*** TASK MATERIAL

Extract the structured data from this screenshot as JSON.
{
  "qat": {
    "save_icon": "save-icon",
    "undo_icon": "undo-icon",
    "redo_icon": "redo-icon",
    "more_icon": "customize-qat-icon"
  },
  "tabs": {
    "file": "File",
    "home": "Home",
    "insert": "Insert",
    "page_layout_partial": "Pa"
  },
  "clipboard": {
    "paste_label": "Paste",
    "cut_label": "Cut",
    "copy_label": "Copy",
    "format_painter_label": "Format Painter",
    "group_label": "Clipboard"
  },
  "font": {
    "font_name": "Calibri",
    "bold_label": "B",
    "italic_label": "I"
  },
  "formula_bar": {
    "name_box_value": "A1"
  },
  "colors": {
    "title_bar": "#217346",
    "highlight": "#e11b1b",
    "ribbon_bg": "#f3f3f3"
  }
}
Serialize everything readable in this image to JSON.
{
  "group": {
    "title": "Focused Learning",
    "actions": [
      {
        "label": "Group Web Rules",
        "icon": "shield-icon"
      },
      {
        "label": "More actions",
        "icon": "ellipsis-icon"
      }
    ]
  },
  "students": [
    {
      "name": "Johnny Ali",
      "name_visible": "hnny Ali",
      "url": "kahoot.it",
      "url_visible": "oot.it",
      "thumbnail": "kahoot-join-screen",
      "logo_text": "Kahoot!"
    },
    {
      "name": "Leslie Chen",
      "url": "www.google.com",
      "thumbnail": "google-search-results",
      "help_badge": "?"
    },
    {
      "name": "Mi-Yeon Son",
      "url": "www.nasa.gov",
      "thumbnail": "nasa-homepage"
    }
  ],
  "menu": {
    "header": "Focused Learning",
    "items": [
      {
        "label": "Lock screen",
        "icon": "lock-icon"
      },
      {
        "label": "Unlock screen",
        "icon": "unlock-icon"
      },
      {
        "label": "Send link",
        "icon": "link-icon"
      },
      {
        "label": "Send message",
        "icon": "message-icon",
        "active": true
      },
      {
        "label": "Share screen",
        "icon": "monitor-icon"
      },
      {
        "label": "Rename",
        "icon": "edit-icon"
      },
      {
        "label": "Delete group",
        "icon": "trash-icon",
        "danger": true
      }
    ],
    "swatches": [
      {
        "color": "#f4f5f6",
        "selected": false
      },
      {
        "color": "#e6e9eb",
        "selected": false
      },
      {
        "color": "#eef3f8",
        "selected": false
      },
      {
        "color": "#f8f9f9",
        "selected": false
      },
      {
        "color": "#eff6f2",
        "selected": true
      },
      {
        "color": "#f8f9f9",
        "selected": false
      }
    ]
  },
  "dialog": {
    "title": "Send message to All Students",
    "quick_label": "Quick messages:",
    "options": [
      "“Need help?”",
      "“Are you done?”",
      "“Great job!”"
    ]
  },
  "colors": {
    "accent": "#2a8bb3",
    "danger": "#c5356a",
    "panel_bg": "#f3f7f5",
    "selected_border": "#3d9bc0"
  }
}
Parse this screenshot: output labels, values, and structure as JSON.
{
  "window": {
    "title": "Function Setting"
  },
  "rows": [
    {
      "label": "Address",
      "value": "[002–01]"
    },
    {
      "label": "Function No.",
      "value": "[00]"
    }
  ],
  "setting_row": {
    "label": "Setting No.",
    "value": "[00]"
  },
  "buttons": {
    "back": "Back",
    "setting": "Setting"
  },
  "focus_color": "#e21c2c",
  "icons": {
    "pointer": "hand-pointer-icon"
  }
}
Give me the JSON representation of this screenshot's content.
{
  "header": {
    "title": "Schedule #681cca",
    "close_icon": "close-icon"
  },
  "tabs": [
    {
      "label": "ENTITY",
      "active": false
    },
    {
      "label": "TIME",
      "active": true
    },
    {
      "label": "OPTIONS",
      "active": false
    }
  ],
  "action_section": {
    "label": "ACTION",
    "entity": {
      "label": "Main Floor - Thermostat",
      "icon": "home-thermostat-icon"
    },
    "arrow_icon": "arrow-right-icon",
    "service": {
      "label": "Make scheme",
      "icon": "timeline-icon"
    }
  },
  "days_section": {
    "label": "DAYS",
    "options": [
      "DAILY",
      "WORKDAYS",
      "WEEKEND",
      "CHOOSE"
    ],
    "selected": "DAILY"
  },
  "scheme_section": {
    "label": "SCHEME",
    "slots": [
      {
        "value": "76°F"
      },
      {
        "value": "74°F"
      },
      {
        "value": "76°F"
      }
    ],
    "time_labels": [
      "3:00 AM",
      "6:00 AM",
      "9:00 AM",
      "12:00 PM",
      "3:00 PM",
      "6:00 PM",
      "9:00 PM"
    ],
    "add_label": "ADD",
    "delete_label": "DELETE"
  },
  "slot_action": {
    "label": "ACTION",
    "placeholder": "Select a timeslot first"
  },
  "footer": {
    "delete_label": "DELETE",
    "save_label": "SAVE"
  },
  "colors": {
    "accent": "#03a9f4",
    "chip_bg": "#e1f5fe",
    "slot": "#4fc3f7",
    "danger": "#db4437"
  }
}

******

THE TASK:
Write down all the entries again without a single difference.

RIGHT ANSWER:
Extract the structured data from this screenshot as JSON.
{
  "qat": {
    "save_icon": "save-icon",
    "undo_icon": "undo-icon",
    "redo_icon": "redo-icon",
    "more_icon": "customize-qat-icon"
  },
  "tabs": {
    "file": "File",
    "home": "Home",
    "insert": "Insert",
    "page_layout_partial": "Pa"
  },
  "clipboard": {
    "paste_label": "Paste",
    "cut_label": "Cut",
    "copy_label": "Copy",
    "format_painter_label": "Format Painter",
    "group_label": "Clipboard"
  },
  "font": {
    "font_name": "Calibri",
    "bold_label": "B",
    "italic_label": "I"
  },
  "formula_bar": {
    "name_box_value": "A1"
  },
  "colors": {
    "title_bar": "#217346",
    "highlight": "#e11b1b",
    "ribbon_bg": "#f3f3f3"
  }
}
Serialize everything readable in this image to JSON.
{
  "group": {
    "title": "Focused Learning",
    "actions": [
      {
        "label": "Group Web Rules",
        "icon": "shield-icon"
      },
      {
        "label": "More actions",
        "icon": "ellipsis-icon"
      }
    ]
  },
  "students": [
    {
      "name": "Johnny Ali",
      "name_visible": "hnny Ali",
      "url": "kahoot.it",
      "url_visible": "oot.it",
      "thumbnail": "kahoot-join-screen",
      "logo_text": "Kahoot!"
    },
    {
      "name": "Leslie Chen",
      "url": "www.google.com",
      "thumbnail": "google-search-results",
      "help_badge": "?"
    },
    {
      "name": "Mi-Yeon Son",
      "url": "www.nasa.gov",
      "thumbnail": "nasa-homepage"
    }
  ],
  "menu": {
    "header": "Focused Learning",
    "items": [
      {
        "label": "Lock screen",
        "icon": "lock-icon"
      },
      {
        "label": "Unlock screen",
        "icon": "unlock-icon"
      },
      {
        "label": "Send link",
        "icon": "link-icon"
      },
      {
        "label": "Send message",
        "icon": "message-icon",
        "active": true
      },
      {
        "label": "Share screen",
        "icon": "monitor-icon"
      },
      {
        "label": "Rename",
        "icon": "edit-icon"
      },
      {
        "label": "Delete group",
        "icon": "trash-icon",
        "danger": true
      }
    ],
    "swatches": [
      {
        "color": "#f4f5f6",
        "selected": false
      },
      {
        "color": "#e6e9eb",
        "selected": false
      },
      {
        "color": "#eef3f8",
        "selected": false
      },
      {
        "color": "#f8f9f9",
        "selected": false
      },
      {
        "color": "#eff6f2",
        "selected": true
      },
      {
        "color": "#f8f9f9",
        "selected": false
      }
    ]
  },
  "dialog": {
    "title": "Send message to All Students",
    "quick_label": "Quick messages:",
    "options": [
      "“Need help?”",
      "“Are you done?”",
      "“Great job!”"
    ]
  },
  "colors": {
    "accent": "#2a8bb3",
    "danger": "#c5356a",
    "panel_bg": "#f3f7f5",
    "selected_border": "#3d9bc0"
  }
}
Parse this screenshot: output labels, values, and structure as JSON.
{
  "window": {
    "title": "Function Setting"
  },
  "rows": [
    {
      "label": "Address",
      "value": "[002–01]"
    },
    {
      "label": "Function No.",
      "value": "[00]"
    }
  ],
  "setting_row": {
    "label": "Setting No.",
    "value": "[00]"
  },
  "buttons": {
    "back": "Back",
    "setting": "Setting"
  },
  "focus_color": "#e21c2c",
  "icons": {
    "pointer": "hand-pointer-icon"
  }
}
Give me the JSON representation of this screenshot's content.
{
  "header": {
    "title": "Schedule #681cca",
    "close_icon": "close-icon"
  },
  "tabs": [
    {
      "label": "ENTITY",
      "active": false
    },
    {
      "label": "TIME",
      "active": true
    },
    {
      "label": "OPTIONS",
      "active": false
    }
  ],
  "action_section": {
    "label": "ACTION",
    "entity": {
      "label": "Main Floor - Thermostat",
      "icon": "home-thermostat-icon"
    },
    "arrow_icon": "arrow-right-icon",
    "service": {
      "label": "Make scheme",
      "icon": "timeline-icon"
    }
  },
  "days_section": {
    "label": "DAYS",
    "options": [
      "DAILY",
      "WORKDAYS",
      "WEEKEND",
      "CHOOSE"
    ],
    "selected": "DAILY"
  },
  "scheme_section": {
    "label": "SCHEME",
    "slots": [
      {
        "value": "76°F"
      },
      {
        "value": "74°F"
      },
      {
        "value": "76°F"
      }
    ],
    "time_labels": [
      "3:00 AM",
      "6:00 AM",
      "9:00 AM",
      "12:00 PM",
      "3:00 PM",
      "6:00 PM",
      "9:00 PM"
    ],
    "add_label": "ADD",
    "delete_label": "DELETE"
  },
  "slot_action": {
    "label": "ACTION",
    "placeholder": "Select a timeslot first"
  },
  "footer": {
    "delete_label": "DELETE",
    "save_label": "SAVE"
  },
  "colors": {
    "accent": "#03a9f4",
    "chip_bg": "#e1f5fe",
    "slot": "#4fc3f7",
    "danger": "#db4437"
  }
}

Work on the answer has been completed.